# The exercise
Pull every line of the entries that has the word "What".

— START —

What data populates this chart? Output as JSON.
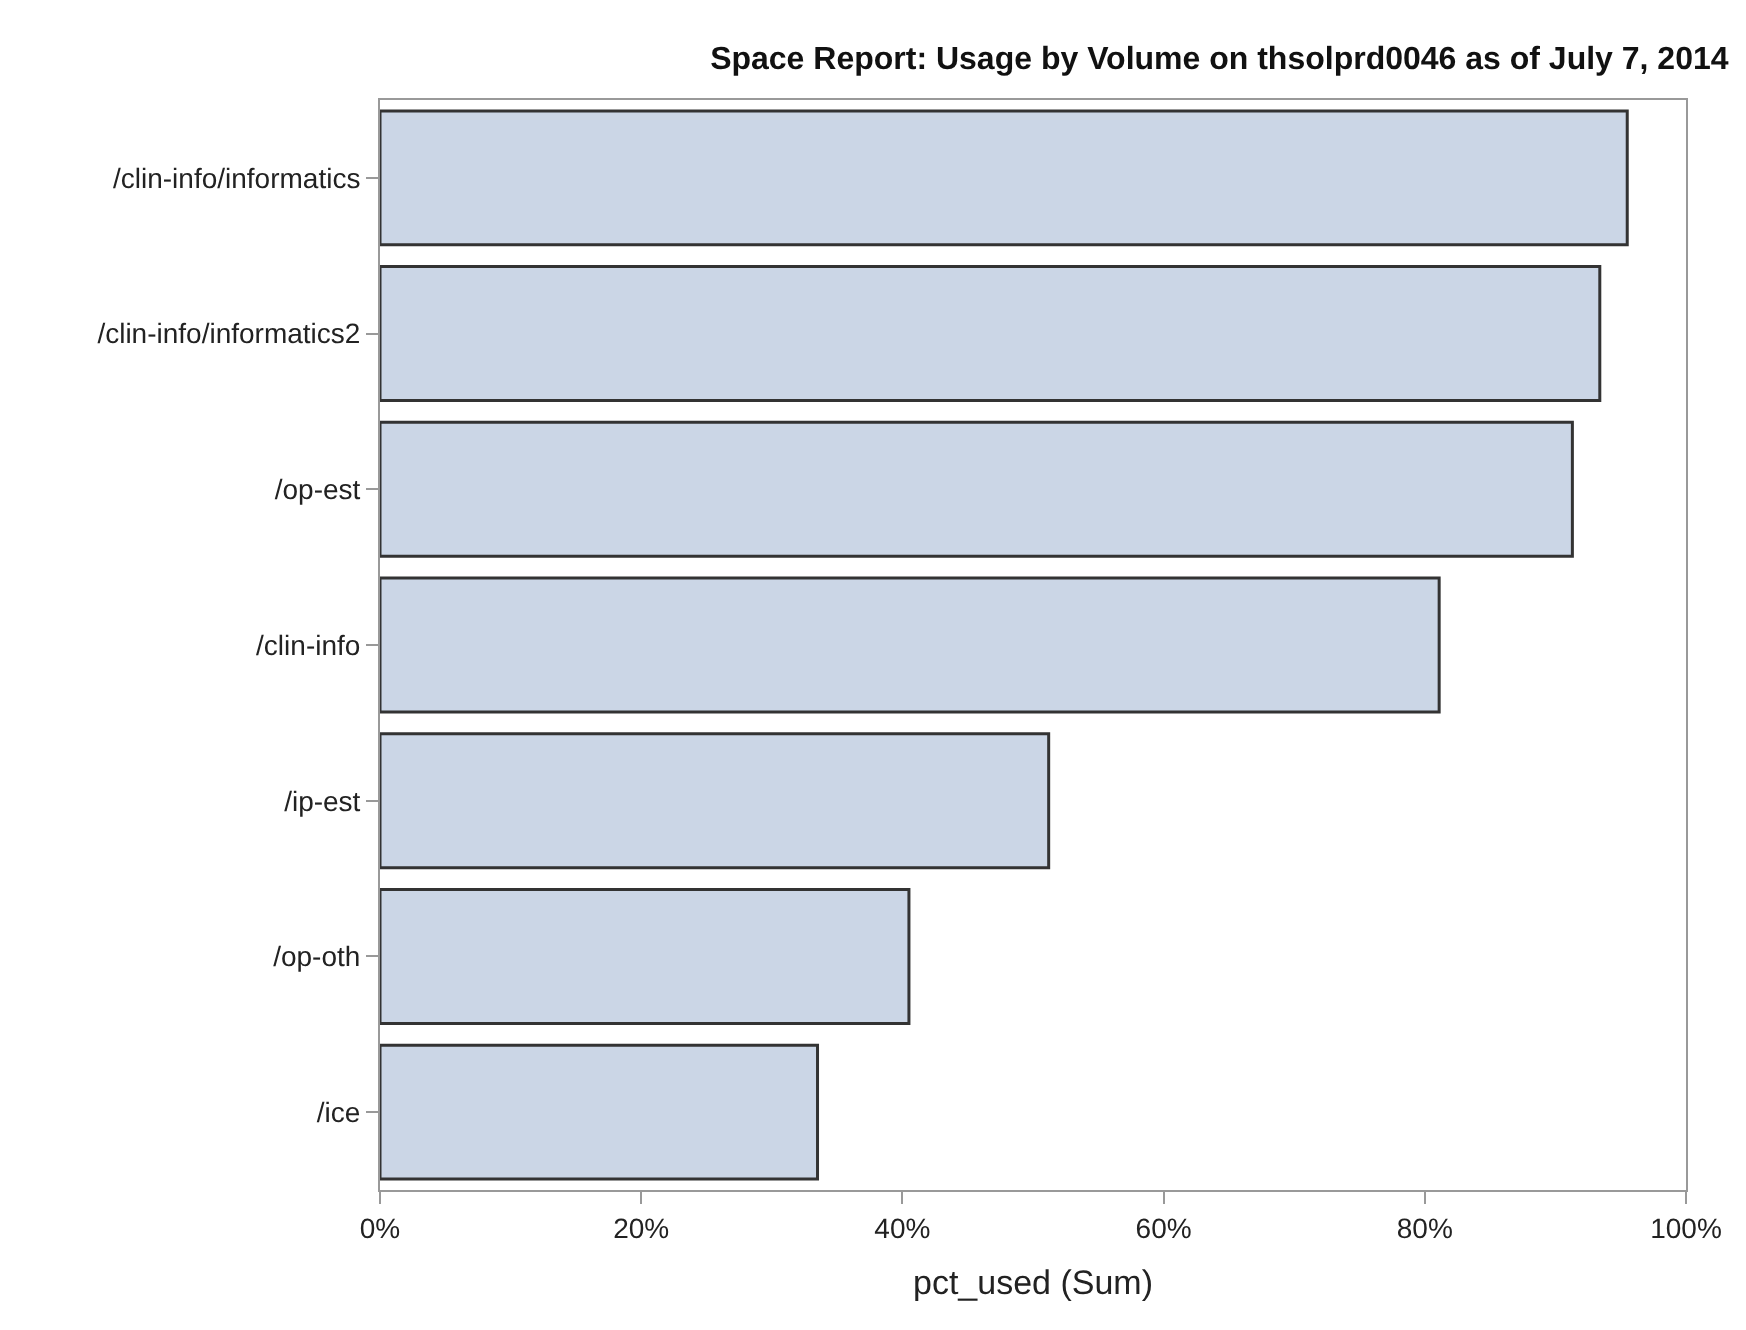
{
  "chart_data": {
    "type": "bar",
    "orientation": "horizontal",
    "title": "Space Report: Usage by Volume on thsolprd0046 as of July 7, 2014",
    "xlabel": "pct_used (Sum)",
    "categories": [
      "/clin-info/informatics",
      "/clin-info/informatics2",
      "/op-est",
      "/clin-info",
      "/ip-est",
      "/op-oth",
      "/ice"
    ],
    "values": [
      95.5,
      93.4,
      91.3,
      81.1,
      51.2,
      40.5,
      33.5
    ],
    "color": "#cbd6e6",
    "xlim": [
      0,
      100
    ],
    "xticks": [
      {
        "value": 0,
        "label": "0%"
      },
      {
        "value": 20,
        "label": "20%"
      },
      {
        "value": 40,
        "label": "40%"
      },
      {
        "value": 60,
        "label": "60%"
      },
      {
        "value": 80,
        "label": "80%"
      },
      {
        "value": 100,
        "label": "100%"
      }
    ]
  }
}
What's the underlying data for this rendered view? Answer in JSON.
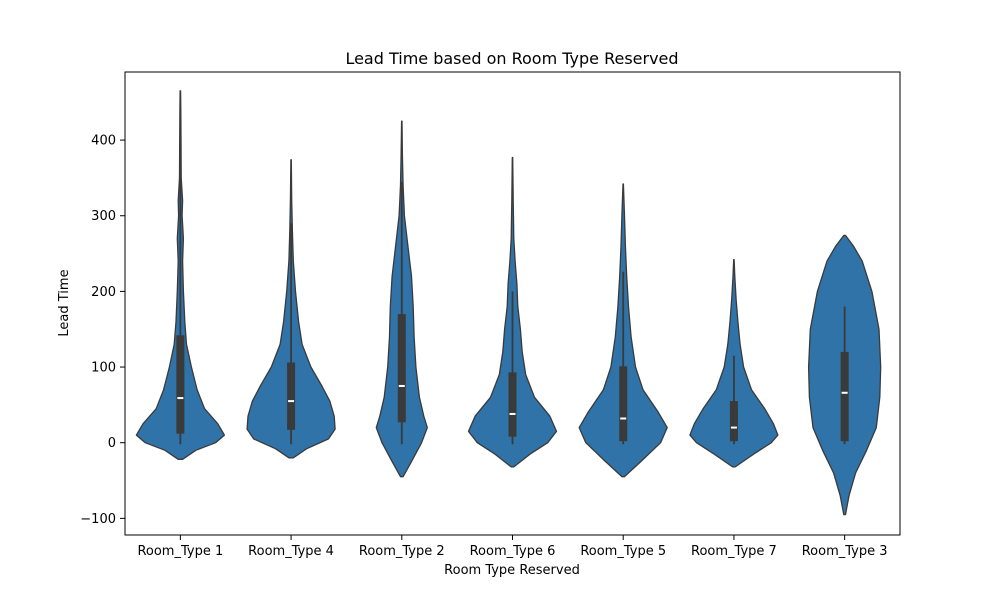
{
  "chart_data": {
    "type": "violin",
    "title": "Lead Time based on Room Type Reserved",
    "xlabel": "Room Type Reserved",
    "ylabel": "Lead Time",
    "ylim": [
      -122,
      490
    ],
    "yticks": [
      -100,
      0,
      100,
      200,
      300,
      400
    ],
    "grid": false,
    "colors": {
      "violin_fill": "#2f73a8",
      "violin_edge": "#3a3a3a",
      "box": "#3a3a3a",
      "median": "#ffffff"
    },
    "categories": [
      "Room_Type 1",
      "Room_Type 4",
      "Room_Type 2",
      "Room_Type 6",
      "Room_Type 5",
      "Room_Type 7",
      "Room_Type 3"
    ],
    "violins": [
      {
        "category": "Room_Type 1",
        "min": -22,
        "max": 465,
        "q1": 12,
        "median": 59,
        "q3": 142,
        "whisker_low": -2,
        "whisker_high": 400,
        "profile": [
          [
            -22,
            0.05
          ],
          [
            -10,
            0.35
          ],
          [
            0,
            0.8
          ],
          [
            10,
            1.0
          ],
          [
            25,
            0.85
          ],
          [
            45,
            0.55
          ],
          [
            70,
            0.38
          ],
          [
            100,
            0.25
          ],
          [
            130,
            0.14
          ],
          [
            160,
            0.1
          ],
          [
            200,
            0.07
          ],
          [
            240,
            0.05
          ],
          [
            270,
            0.07
          ],
          [
            300,
            0.04
          ],
          [
            320,
            0.05
          ],
          [
            350,
            0.02
          ],
          [
            400,
            0.015
          ],
          [
            440,
            0.01
          ],
          [
            465,
            0.005
          ]
        ]
      },
      {
        "category": "Room_Type 4",
        "min": -20,
        "max": 374,
        "q1": 17,
        "median": 55,
        "q3": 106,
        "whisker_low": -2,
        "whisker_high": 290,
        "profile": [
          [
            -20,
            0.05
          ],
          [
            -8,
            0.35
          ],
          [
            5,
            0.85
          ],
          [
            18,
            1.0
          ],
          [
            35,
            0.98
          ],
          [
            55,
            0.88
          ],
          [
            75,
            0.7
          ],
          [
            100,
            0.45
          ],
          [
            130,
            0.25
          ],
          [
            160,
            0.17
          ],
          [
            200,
            0.1
          ],
          [
            240,
            0.05
          ],
          [
            280,
            0.03
          ],
          [
            320,
            0.015
          ],
          [
            374,
            0.005
          ]
        ]
      },
      {
        "category": "Room_Type 2",
        "min": -45,
        "max": 425,
        "q1": 27,
        "median": 75,
        "q3": 170,
        "whisker_low": -2,
        "whisker_high": 345,
        "profile": [
          [
            -45,
            0.03
          ],
          [
            -25,
            0.22
          ],
          [
            0,
            0.45
          ],
          [
            20,
            0.58
          ],
          [
            35,
            0.5
          ],
          [
            60,
            0.4
          ],
          [
            100,
            0.32
          ],
          [
            140,
            0.28
          ],
          [
            180,
            0.26
          ],
          [
            220,
            0.22
          ],
          [
            260,
            0.14
          ],
          [
            300,
            0.06
          ],
          [
            340,
            0.03
          ],
          [
            380,
            0.015
          ],
          [
            425,
            0.005
          ]
        ]
      },
      {
        "category": "Room_Type 6",
        "min": -32,
        "max": 377,
        "q1": 8,
        "median": 38,
        "q3": 93,
        "whisker_low": -2,
        "whisker_high": 200,
        "profile": [
          [
            -32,
            0.03
          ],
          [
            -15,
            0.4
          ],
          [
            0,
            0.8
          ],
          [
            15,
            1.0
          ],
          [
            35,
            0.85
          ],
          [
            60,
            0.5
          ],
          [
            90,
            0.3
          ],
          [
            120,
            0.22
          ],
          [
            150,
            0.18
          ],
          [
            180,
            0.12
          ],
          [
            210,
            0.1
          ],
          [
            240,
            0.06
          ],
          [
            270,
            0.03
          ],
          [
            320,
            0.015
          ],
          [
            377,
            0.005
          ]
        ]
      },
      {
        "category": "Room_Type 5",
        "min": -45,
        "max": 342,
        "q1": 2,
        "median": 32,
        "q3": 101,
        "whisker_low": -2,
        "whisker_high": 226,
        "profile": [
          [
            -45,
            0.03
          ],
          [
            -25,
            0.4
          ],
          [
            0,
            0.85
          ],
          [
            20,
            1.0
          ],
          [
            40,
            0.8
          ],
          [
            70,
            0.45
          ],
          [
            100,
            0.28
          ],
          [
            140,
            0.18
          ],
          [
            180,
            0.12
          ],
          [
            220,
            0.08
          ],
          [
            260,
            0.05
          ],
          [
            300,
            0.03
          ],
          [
            342,
            0.005
          ]
        ]
      },
      {
        "category": "Room_Type 7",
        "min": -32,
        "max": 242,
        "q1": 2,
        "median": 20,
        "q3": 55,
        "whisker_low": -2,
        "whisker_high": 115,
        "profile": [
          [
            -32,
            0.03
          ],
          [
            -15,
            0.45
          ],
          [
            0,
            0.85
          ],
          [
            10,
            1.0
          ],
          [
            25,
            0.9
          ],
          [
            45,
            0.7
          ],
          [
            70,
            0.4
          ],
          [
            100,
            0.22
          ],
          [
            130,
            0.14
          ],
          [
            160,
            0.09
          ],
          [
            190,
            0.05
          ],
          [
            220,
            0.02
          ],
          [
            242,
            0.005
          ]
        ]
      },
      {
        "category": "Room_Type 3",
        "min": -95,
        "max": 274,
        "q1": 2,
        "median": 66,
        "q3": 120,
        "whisker_low": -2,
        "whisker_high": 180,
        "profile": [
          [
            -95,
            0.02
          ],
          [
            -70,
            0.1
          ],
          [
            -40,
            0.25
          ],
          [
            -10,
            0.5
          ],
          [
            20,
            0.72
          ],
          [
            60,
            0.8
          ],
          [
            100,
            0.82
          ],
          [
            150,
            0.78
          ],
          [
            200,
            0.62
          ],
          [
            240,
            0.4
          ],
          [
            260,
            0.2
          ],
          [
            274,
            0.02
          ]
        ]
      }
    ]
  }
}
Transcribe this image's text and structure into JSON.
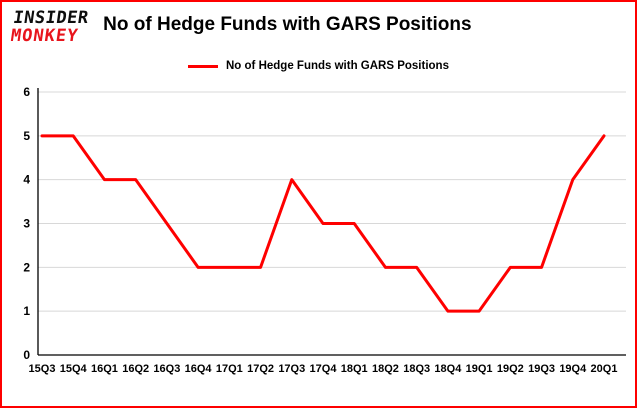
{
  "brand": {
    "line1": "INSIDER",
    "line2": "MONKEY"
  },
  "header": {
    "title": "No of Hedge Funds with GARS Positions"
  },
  "legend": {
    "label": "No of Hedge Funds with GARS Positions"
  },
  "colors": {
    "frame": "#fe0000",
    "line": "#fe0000",
    "grid": "#d8d8d8",
    "axis": "#000000",
    "background": "#ffffff",
    "brand_black": "#0d0d0d",
    "brand_red": "#e8141c"
  },
  "chart_data": {
    "type": "line",
    "title": "No of Hedge Funds with GARS Positions",
    "categories": [
      "15Q3",
      "15Q4",
      "16Q1",
      "16Q2",
      "16Q3",
      "16Q4",
      "17Q1",
      "17Q2",
      "17Q3",
      "17Q4",
      "18Q1",
      "18Q2",
      "18Q3",
      "18Q4",
      "19Q1",
      "19Q2",
      "19Q3",
      "19Q4",
      "20Q1"
    ],
    "values": [
      5,
      5,
      4,
      4,
      3,
      2,
      2,
      2,
      4,
      3,
      3,
      2,
      2,
      1,
      1,
      2,
      2,
      4,
      5
    ],
    "xlabel": "",
    "ylabel": "",
    "ylim": [
      0,
      6
    ],
    "yticks": [
      0,
      1,
      2,
      3,
      4,
      5,
      6
    ],
    "grid": true,
    "legend_position": "top",
    "series": [
      {
        "name": "No of Hedge Funds with GARS Positions",
        "color": "#fe0000"
      }
    ]
  }
}
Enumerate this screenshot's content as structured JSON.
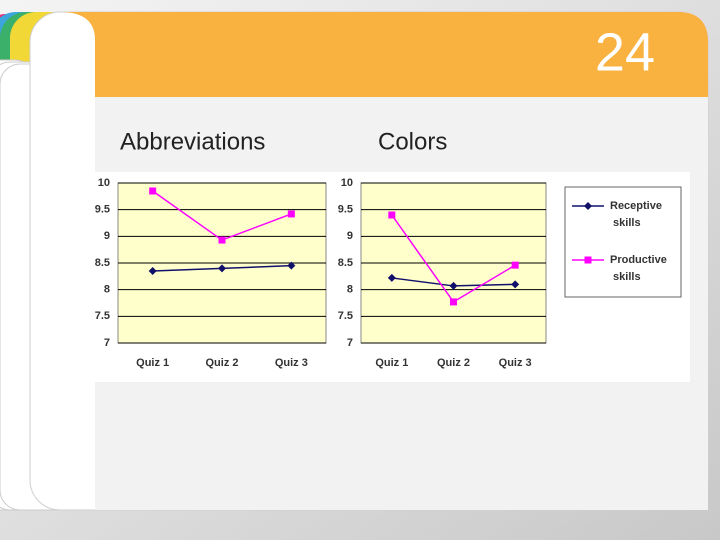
{
  "slide": {
    "number": "24"
  },
  "chart_data": [
    {
      "type": "line",
      "title": "Abbreviations",
      "categories": [
        "Quiz 1",
        "Quiz 2",
        "Quiz 3"
      ],
      "series": [
        {
          "color": "#10106b",
          "marker": "diamond",
          "values": [
            8.35,
            8.4,
            8.45
          ]
        },
        {
          "color": "#ff00ff",
          "marker": "square",
          "values": [
            9.85,
            8.93,
            9.42
          ]
        }
      ],
      "ylim": [
        7,
        10
      ],
      "yticks": [
        7,
        7.5,
        8,
        8.5,
        9,
        9.5,
        10
      ],
      "grid": true
    },
    {
      "type": "line",
      "title": "Colors",
      "categories": [
        "Quiz 1",
        "Quiz 2",
        "Quiz 3"
      ],
      "series": [
        {
          "name": "Receptive skills",
          "color": "#10106b",
          "marker": "diamond",
          "values": [
            8.22,
            8.07,
            8.1
          ]
        },
        {
          "name": "Productive skills",
          "color": "#ff00ff",
          "marker": "square",
          "values": [
            9.4,
            7.77,
            8.46
          ]
        }
      ],
      "ylim": [
        7,
        10
      ],
      "yticks": [
        7,
        7.5,
        8,
        8.5,
        9,
        9.5,
        10
      ],
      "grid": true,
      "legend": "right"
    }
  ]
}
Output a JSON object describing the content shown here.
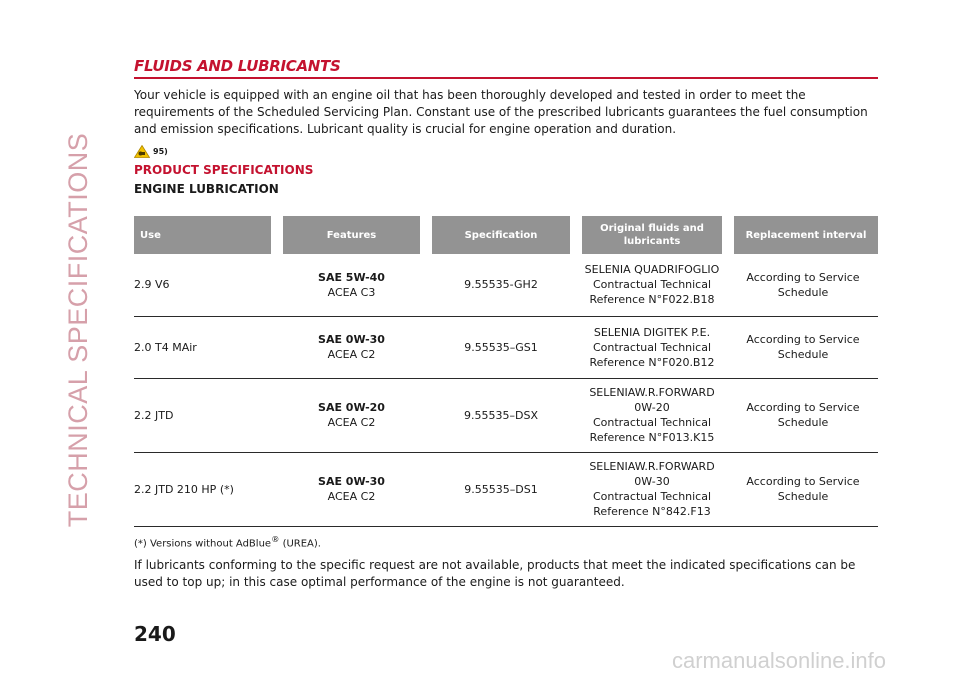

— END —

# Task response
What data populates this chart? Output as JSON.
What's the underlying data for this rendered view? Answer in JSON.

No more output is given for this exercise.